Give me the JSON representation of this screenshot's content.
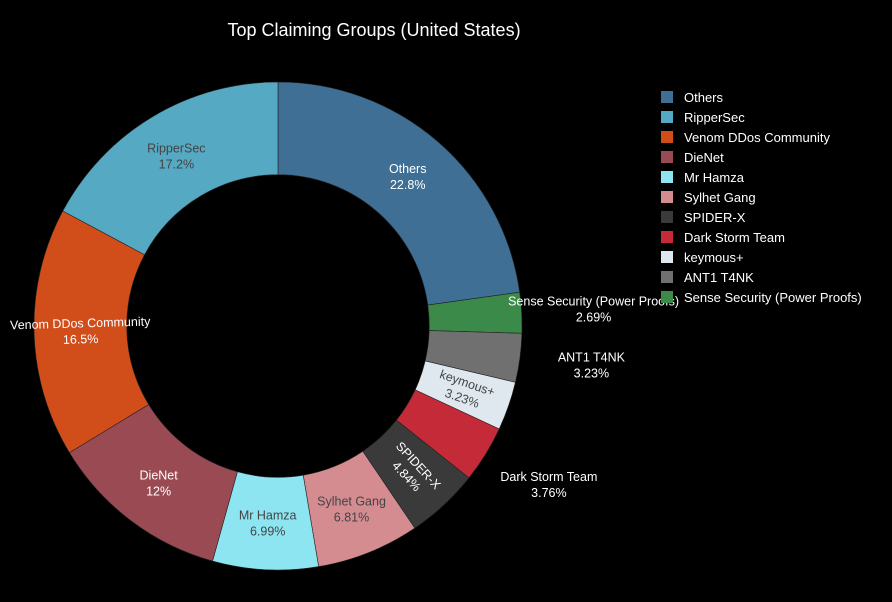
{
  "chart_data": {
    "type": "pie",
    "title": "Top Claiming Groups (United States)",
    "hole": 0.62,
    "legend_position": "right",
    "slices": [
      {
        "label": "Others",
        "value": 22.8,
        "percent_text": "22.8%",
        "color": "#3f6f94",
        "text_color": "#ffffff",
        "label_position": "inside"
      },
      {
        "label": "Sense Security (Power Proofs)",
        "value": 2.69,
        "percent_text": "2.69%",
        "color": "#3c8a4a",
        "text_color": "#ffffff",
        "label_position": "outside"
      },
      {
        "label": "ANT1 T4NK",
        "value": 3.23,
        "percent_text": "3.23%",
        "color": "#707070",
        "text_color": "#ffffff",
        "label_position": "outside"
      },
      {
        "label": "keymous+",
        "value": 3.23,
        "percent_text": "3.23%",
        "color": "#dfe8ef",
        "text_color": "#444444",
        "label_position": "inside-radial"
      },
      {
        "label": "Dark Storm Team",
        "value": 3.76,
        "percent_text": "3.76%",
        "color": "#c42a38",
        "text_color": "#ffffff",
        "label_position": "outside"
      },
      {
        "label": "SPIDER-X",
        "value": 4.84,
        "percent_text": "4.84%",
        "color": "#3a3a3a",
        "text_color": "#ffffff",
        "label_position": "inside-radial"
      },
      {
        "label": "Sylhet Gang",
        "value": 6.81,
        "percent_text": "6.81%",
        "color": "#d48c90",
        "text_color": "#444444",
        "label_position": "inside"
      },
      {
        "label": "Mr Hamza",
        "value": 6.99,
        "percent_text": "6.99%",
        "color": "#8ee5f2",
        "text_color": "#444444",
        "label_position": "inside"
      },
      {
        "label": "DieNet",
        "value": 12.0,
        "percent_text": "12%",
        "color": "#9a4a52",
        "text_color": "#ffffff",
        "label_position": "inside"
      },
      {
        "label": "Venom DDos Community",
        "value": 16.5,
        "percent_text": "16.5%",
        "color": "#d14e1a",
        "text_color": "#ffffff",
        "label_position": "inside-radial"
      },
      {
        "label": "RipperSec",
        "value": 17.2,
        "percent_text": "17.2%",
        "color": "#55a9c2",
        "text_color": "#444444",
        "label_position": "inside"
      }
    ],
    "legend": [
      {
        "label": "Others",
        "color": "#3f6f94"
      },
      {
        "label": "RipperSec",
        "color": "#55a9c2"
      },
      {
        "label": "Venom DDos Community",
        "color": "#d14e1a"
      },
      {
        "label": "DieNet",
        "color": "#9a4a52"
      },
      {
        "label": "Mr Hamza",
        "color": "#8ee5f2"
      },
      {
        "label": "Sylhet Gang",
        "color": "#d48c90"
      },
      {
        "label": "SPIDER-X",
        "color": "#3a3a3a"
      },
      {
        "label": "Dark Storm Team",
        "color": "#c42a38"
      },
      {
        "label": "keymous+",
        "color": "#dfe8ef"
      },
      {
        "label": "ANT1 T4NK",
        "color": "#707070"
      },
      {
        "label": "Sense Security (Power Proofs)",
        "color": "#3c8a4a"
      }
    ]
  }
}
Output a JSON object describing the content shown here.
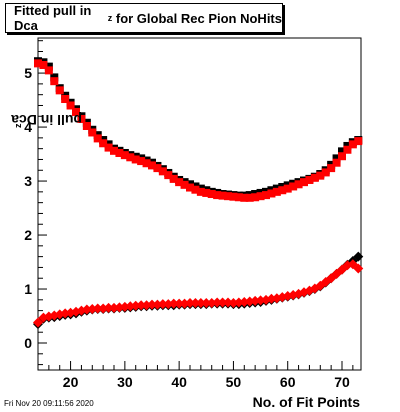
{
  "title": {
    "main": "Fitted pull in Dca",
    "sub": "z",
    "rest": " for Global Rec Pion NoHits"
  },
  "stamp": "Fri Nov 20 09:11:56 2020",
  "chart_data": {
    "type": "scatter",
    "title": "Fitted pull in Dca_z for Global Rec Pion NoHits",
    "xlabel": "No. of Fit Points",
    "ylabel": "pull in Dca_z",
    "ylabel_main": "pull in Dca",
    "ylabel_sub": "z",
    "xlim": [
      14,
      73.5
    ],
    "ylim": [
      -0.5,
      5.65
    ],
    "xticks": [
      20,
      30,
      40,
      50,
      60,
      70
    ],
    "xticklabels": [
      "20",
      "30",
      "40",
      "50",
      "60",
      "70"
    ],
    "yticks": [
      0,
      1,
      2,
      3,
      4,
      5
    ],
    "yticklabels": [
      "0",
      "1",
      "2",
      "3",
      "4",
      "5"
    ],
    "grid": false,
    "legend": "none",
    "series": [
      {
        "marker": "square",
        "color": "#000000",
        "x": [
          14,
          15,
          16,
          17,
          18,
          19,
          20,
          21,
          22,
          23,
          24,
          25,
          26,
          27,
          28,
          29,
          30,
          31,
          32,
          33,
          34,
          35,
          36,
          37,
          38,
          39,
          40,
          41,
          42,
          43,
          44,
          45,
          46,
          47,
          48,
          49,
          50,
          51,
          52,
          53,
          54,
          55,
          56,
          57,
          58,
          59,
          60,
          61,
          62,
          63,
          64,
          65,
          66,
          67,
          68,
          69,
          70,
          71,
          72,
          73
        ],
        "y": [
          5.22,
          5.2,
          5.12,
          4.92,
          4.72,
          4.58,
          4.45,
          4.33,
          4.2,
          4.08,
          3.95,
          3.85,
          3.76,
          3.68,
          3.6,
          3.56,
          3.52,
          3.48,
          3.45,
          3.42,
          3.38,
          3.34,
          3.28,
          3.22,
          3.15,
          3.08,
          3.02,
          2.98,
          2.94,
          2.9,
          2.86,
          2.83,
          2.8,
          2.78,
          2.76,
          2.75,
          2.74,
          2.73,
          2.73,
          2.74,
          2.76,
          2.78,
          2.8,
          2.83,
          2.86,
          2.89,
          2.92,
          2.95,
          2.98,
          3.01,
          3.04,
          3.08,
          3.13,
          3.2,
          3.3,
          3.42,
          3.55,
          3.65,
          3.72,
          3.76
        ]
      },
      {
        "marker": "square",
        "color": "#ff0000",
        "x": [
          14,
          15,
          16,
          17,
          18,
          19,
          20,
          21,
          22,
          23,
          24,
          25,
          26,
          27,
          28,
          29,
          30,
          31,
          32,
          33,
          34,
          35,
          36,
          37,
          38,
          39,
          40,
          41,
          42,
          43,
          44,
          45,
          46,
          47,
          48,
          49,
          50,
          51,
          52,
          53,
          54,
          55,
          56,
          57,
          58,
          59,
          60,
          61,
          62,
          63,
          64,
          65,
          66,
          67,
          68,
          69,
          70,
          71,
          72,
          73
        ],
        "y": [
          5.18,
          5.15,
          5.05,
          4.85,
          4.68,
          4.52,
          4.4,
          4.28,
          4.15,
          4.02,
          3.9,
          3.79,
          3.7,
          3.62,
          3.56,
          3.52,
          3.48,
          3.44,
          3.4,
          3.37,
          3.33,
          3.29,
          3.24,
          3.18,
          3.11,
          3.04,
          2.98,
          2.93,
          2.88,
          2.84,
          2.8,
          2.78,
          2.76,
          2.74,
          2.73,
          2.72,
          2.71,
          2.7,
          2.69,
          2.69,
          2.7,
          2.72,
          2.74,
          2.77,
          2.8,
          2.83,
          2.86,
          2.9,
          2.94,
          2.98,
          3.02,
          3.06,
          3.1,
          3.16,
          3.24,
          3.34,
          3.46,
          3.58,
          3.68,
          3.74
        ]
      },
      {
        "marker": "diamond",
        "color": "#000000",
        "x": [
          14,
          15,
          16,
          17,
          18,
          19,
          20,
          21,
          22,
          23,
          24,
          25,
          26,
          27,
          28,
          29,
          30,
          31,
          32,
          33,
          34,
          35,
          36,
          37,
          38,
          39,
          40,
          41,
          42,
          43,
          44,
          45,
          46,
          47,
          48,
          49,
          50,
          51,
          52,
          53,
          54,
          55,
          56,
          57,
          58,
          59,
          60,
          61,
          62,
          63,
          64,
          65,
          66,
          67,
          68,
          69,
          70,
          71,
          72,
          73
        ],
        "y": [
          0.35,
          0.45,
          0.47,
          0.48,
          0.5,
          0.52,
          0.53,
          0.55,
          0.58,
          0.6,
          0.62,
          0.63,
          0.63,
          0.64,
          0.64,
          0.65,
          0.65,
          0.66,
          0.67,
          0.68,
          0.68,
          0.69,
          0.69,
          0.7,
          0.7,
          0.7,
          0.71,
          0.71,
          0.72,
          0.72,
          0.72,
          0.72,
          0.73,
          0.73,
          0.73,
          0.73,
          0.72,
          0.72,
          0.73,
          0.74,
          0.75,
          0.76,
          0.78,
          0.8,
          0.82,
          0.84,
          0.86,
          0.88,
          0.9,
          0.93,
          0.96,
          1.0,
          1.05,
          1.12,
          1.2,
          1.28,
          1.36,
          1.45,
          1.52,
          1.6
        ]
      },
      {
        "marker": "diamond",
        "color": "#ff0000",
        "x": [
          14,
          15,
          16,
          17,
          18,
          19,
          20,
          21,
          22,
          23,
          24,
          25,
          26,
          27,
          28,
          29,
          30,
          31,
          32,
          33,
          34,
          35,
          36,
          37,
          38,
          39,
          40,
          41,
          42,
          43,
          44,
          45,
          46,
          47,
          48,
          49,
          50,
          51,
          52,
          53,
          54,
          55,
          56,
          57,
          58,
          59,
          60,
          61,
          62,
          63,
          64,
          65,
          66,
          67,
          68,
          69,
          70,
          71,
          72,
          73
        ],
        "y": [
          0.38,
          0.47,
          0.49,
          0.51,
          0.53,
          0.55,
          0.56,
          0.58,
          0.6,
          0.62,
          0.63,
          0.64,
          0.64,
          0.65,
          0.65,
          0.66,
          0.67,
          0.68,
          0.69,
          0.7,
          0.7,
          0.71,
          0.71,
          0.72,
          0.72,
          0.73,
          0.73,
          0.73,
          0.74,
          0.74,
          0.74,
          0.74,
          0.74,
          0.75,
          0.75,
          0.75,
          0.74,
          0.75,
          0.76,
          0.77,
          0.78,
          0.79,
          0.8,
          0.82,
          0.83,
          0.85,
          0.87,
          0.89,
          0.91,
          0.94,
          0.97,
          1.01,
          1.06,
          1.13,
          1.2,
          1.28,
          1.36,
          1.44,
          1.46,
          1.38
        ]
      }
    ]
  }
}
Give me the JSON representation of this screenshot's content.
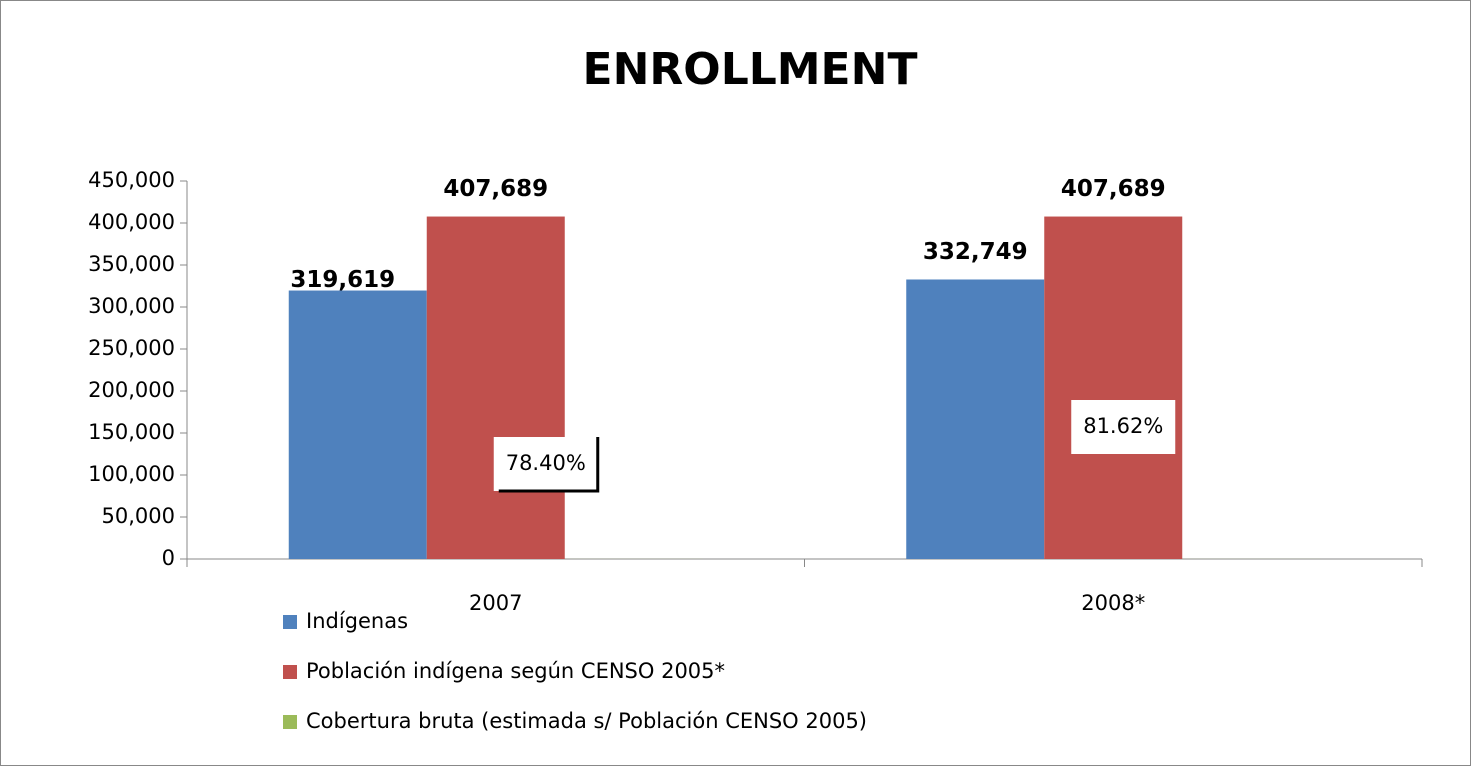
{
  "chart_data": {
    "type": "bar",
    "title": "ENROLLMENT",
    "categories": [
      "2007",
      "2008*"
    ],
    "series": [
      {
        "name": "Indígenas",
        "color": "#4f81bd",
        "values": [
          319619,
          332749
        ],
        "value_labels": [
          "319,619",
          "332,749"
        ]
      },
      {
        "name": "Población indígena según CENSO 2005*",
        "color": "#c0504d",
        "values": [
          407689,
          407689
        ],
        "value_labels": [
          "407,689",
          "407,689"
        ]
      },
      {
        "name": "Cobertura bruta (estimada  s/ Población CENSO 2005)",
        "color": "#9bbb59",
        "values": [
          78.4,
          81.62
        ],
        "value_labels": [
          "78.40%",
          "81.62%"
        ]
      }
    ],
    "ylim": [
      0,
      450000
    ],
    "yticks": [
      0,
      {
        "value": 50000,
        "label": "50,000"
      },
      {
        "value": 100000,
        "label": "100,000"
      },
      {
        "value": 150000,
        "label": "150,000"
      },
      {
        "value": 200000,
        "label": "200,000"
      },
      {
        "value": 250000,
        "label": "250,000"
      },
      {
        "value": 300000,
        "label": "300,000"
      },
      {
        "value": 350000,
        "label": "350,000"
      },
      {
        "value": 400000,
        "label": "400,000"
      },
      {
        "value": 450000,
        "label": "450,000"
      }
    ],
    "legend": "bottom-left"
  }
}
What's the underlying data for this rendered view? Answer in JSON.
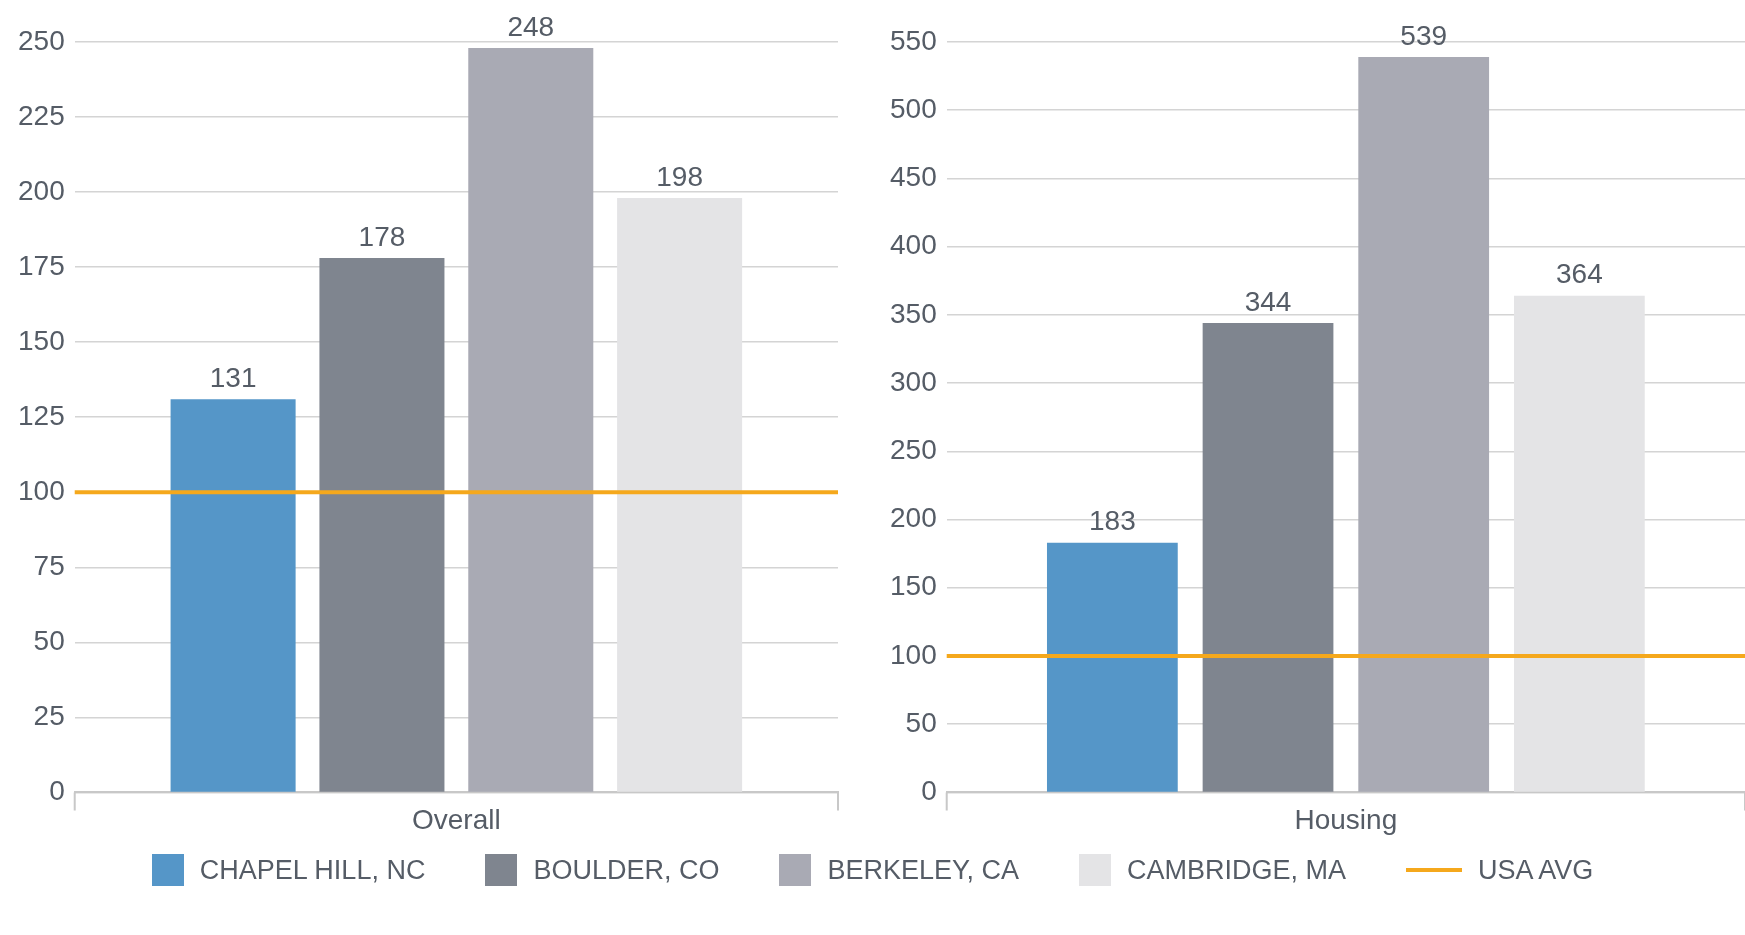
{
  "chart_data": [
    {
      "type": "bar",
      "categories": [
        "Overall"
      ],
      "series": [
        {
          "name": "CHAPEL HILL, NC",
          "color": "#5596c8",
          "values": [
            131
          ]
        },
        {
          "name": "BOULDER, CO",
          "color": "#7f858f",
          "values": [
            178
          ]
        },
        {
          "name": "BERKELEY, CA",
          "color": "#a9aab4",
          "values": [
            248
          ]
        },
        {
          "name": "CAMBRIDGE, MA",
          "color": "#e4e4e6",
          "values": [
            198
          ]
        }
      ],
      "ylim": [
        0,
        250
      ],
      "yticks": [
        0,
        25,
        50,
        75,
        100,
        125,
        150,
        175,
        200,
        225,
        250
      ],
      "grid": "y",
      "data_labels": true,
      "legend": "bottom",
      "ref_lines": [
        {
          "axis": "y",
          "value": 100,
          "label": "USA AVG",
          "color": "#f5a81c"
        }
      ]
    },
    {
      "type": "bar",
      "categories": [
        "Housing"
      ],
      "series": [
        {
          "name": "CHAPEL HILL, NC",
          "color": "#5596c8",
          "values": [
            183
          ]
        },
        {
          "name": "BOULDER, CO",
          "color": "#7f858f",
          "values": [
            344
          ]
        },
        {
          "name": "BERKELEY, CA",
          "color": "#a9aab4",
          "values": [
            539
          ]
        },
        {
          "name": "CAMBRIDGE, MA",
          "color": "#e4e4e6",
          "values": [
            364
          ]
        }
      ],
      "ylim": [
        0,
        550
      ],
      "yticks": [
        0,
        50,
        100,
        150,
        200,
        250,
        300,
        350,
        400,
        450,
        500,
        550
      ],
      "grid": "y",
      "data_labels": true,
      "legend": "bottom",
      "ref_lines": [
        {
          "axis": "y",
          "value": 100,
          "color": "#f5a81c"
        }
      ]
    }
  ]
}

Written problem: List the lines of the records where "Pion" occurs.

Answer for the task:
    "rest": " for Global Rec Pion NoHits"
    "title": "Fitted pull in Dca_z for Global Rec Pion NoHits",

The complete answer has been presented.